(Entries taken from a collection)
☆ ☆ ☆ ☆

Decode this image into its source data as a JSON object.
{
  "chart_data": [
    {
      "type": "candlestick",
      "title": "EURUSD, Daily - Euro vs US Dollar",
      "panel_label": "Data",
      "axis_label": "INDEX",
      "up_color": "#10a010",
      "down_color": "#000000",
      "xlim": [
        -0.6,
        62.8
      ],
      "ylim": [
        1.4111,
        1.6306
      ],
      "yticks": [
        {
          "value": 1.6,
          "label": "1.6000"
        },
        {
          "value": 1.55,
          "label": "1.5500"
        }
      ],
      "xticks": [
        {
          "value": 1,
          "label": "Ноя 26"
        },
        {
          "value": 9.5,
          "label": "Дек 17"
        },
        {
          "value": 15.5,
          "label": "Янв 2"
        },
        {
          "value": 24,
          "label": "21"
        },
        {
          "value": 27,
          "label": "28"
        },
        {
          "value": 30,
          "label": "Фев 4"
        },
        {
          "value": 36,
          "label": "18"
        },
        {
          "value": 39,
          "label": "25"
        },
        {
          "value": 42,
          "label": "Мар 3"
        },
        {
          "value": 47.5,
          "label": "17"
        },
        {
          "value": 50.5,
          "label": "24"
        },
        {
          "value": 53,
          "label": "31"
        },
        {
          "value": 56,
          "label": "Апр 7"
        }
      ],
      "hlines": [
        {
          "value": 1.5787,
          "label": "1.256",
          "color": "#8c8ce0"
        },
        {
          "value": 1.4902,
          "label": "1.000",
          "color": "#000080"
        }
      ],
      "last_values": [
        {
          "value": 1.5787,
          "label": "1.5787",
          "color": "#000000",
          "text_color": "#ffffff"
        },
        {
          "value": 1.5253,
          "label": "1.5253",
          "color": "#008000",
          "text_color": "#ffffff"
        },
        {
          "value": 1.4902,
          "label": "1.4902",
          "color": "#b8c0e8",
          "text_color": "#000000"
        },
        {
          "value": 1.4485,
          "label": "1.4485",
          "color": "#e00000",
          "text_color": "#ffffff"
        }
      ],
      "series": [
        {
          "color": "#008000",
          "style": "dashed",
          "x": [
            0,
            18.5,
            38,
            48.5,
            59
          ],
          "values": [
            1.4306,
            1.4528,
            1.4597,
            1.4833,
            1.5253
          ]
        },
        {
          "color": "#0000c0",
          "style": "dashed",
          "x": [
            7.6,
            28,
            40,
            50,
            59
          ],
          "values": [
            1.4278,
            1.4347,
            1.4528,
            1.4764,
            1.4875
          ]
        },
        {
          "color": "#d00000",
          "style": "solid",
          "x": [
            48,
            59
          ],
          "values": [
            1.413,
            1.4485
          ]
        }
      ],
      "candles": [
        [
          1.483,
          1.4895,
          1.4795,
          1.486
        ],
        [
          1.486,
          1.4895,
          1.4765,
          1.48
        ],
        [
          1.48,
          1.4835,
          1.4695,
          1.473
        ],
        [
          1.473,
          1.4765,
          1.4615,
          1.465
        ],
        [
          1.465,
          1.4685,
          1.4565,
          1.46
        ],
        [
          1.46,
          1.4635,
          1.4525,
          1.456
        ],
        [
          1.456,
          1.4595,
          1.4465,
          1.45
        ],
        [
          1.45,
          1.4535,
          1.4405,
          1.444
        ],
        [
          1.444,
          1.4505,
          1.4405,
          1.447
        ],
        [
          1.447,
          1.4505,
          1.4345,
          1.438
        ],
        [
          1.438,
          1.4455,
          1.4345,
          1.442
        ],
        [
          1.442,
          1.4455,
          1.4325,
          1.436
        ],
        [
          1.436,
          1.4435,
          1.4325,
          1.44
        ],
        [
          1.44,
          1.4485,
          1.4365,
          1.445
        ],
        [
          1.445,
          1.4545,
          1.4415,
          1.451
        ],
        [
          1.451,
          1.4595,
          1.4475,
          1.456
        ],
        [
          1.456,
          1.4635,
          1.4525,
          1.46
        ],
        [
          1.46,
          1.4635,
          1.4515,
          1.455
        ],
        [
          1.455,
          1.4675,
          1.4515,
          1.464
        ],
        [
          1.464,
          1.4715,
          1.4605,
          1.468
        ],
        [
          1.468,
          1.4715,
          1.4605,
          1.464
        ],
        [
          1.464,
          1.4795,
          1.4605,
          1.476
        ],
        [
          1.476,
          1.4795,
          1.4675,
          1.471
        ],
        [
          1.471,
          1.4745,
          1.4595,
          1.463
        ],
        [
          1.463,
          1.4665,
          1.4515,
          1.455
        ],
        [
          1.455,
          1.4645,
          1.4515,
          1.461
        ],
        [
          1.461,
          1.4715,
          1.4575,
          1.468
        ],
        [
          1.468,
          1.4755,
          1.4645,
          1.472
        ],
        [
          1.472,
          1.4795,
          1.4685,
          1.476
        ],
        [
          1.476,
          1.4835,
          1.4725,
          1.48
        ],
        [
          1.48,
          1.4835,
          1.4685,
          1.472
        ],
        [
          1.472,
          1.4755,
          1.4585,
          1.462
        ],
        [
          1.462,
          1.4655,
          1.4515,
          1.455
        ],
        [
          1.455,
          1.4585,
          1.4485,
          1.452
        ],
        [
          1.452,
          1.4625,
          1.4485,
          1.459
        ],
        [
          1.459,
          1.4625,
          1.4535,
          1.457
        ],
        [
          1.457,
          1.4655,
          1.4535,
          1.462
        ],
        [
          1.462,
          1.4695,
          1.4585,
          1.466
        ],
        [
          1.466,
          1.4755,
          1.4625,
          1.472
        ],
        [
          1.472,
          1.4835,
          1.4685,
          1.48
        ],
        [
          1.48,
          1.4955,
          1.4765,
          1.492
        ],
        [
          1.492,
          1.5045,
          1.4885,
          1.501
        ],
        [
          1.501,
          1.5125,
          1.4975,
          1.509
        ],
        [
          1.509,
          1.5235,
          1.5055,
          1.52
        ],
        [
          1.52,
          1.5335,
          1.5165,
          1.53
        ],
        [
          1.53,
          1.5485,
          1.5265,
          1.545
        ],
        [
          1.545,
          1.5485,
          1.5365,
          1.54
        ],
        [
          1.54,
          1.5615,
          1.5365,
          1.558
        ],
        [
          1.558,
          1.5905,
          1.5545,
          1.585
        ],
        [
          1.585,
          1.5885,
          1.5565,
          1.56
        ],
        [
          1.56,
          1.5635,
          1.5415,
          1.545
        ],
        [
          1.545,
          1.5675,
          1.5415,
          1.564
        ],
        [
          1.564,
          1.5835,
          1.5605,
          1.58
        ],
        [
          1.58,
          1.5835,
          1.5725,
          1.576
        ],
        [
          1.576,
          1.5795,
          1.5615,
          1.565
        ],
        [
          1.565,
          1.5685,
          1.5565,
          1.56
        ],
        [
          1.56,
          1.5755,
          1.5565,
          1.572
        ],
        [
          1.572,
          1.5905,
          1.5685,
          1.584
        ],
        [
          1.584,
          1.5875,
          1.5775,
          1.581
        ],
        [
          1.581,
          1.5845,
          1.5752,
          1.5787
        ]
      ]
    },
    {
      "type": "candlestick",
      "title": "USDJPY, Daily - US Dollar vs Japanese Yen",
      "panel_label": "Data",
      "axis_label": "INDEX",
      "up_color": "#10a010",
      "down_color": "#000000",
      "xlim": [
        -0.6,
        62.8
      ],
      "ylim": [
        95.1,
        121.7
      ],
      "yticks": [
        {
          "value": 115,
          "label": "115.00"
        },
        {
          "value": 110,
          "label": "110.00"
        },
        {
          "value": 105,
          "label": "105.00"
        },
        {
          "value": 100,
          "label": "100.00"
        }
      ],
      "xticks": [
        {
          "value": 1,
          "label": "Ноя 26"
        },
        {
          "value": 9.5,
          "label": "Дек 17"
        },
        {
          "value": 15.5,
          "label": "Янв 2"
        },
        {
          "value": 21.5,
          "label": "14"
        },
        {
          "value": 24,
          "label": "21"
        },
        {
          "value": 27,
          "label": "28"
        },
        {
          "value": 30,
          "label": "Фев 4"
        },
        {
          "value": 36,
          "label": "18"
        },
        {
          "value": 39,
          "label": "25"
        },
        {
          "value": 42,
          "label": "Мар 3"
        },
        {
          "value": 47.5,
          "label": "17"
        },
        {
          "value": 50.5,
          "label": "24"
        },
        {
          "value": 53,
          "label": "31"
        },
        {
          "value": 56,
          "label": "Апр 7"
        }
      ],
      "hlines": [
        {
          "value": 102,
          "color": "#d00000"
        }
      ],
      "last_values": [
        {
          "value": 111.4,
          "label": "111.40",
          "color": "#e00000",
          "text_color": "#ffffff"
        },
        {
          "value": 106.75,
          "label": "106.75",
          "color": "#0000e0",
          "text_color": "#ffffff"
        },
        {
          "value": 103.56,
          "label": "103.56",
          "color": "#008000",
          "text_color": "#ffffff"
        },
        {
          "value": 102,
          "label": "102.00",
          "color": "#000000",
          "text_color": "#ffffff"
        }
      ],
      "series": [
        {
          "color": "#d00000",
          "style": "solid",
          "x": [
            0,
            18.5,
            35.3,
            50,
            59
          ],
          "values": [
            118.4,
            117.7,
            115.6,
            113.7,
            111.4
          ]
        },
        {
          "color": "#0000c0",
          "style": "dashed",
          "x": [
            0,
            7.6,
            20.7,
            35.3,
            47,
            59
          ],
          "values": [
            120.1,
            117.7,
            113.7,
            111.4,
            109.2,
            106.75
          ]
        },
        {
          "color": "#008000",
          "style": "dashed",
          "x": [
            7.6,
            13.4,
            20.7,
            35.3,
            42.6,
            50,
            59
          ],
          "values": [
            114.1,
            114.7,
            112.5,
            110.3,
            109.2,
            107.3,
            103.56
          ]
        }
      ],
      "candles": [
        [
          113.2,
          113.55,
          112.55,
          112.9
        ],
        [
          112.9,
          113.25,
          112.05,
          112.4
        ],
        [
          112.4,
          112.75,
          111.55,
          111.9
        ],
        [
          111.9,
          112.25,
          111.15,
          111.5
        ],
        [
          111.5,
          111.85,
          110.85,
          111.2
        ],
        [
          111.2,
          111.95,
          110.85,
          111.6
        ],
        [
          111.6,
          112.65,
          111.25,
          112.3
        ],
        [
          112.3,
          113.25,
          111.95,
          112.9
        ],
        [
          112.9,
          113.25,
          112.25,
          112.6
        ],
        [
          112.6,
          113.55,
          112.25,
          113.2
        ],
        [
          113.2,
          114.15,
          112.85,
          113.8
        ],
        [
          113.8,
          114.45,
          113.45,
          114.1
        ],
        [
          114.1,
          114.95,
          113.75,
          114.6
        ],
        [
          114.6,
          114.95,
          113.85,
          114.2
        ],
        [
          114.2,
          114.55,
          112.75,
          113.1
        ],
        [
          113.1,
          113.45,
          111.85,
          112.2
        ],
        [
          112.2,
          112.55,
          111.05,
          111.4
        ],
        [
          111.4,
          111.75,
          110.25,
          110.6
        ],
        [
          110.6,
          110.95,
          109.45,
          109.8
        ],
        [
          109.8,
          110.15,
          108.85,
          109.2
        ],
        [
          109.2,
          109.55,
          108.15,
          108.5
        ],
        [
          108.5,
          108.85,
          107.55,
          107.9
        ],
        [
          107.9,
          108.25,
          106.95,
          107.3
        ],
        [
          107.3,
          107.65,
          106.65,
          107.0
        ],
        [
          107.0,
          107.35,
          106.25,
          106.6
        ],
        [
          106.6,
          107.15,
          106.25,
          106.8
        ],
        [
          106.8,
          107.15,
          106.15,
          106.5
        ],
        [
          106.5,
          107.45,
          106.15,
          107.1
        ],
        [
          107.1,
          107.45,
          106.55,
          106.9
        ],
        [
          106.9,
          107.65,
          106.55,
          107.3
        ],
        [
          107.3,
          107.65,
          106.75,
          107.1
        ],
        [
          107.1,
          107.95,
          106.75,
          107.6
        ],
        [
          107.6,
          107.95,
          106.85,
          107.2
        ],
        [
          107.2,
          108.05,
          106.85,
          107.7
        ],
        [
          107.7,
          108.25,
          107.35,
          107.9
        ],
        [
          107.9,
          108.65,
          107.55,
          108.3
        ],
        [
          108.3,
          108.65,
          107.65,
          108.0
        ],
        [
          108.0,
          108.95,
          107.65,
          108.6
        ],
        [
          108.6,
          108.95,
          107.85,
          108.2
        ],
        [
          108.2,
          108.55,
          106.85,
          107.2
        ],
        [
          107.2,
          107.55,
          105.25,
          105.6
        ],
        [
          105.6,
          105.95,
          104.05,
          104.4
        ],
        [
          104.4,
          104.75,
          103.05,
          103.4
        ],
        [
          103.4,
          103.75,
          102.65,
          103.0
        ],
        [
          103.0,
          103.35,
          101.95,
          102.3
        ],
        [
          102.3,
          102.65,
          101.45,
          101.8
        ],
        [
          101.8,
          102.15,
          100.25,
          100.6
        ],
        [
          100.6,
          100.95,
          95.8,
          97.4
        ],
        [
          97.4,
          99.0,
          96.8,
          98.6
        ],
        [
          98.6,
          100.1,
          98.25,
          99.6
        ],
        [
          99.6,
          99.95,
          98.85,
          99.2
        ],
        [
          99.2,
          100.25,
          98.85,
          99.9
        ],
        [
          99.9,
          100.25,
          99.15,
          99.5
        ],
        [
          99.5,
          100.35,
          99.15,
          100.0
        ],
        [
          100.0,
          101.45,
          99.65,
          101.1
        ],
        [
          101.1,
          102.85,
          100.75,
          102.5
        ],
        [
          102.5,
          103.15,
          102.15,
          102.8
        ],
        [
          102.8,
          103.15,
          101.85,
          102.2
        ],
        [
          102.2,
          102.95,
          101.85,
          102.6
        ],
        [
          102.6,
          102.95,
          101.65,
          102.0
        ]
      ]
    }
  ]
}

☆ ☆ ☆ ☆

§ Exercise objective
In the records above, how many lines contain the string "Dollar"? State that number only.

§ Final result
2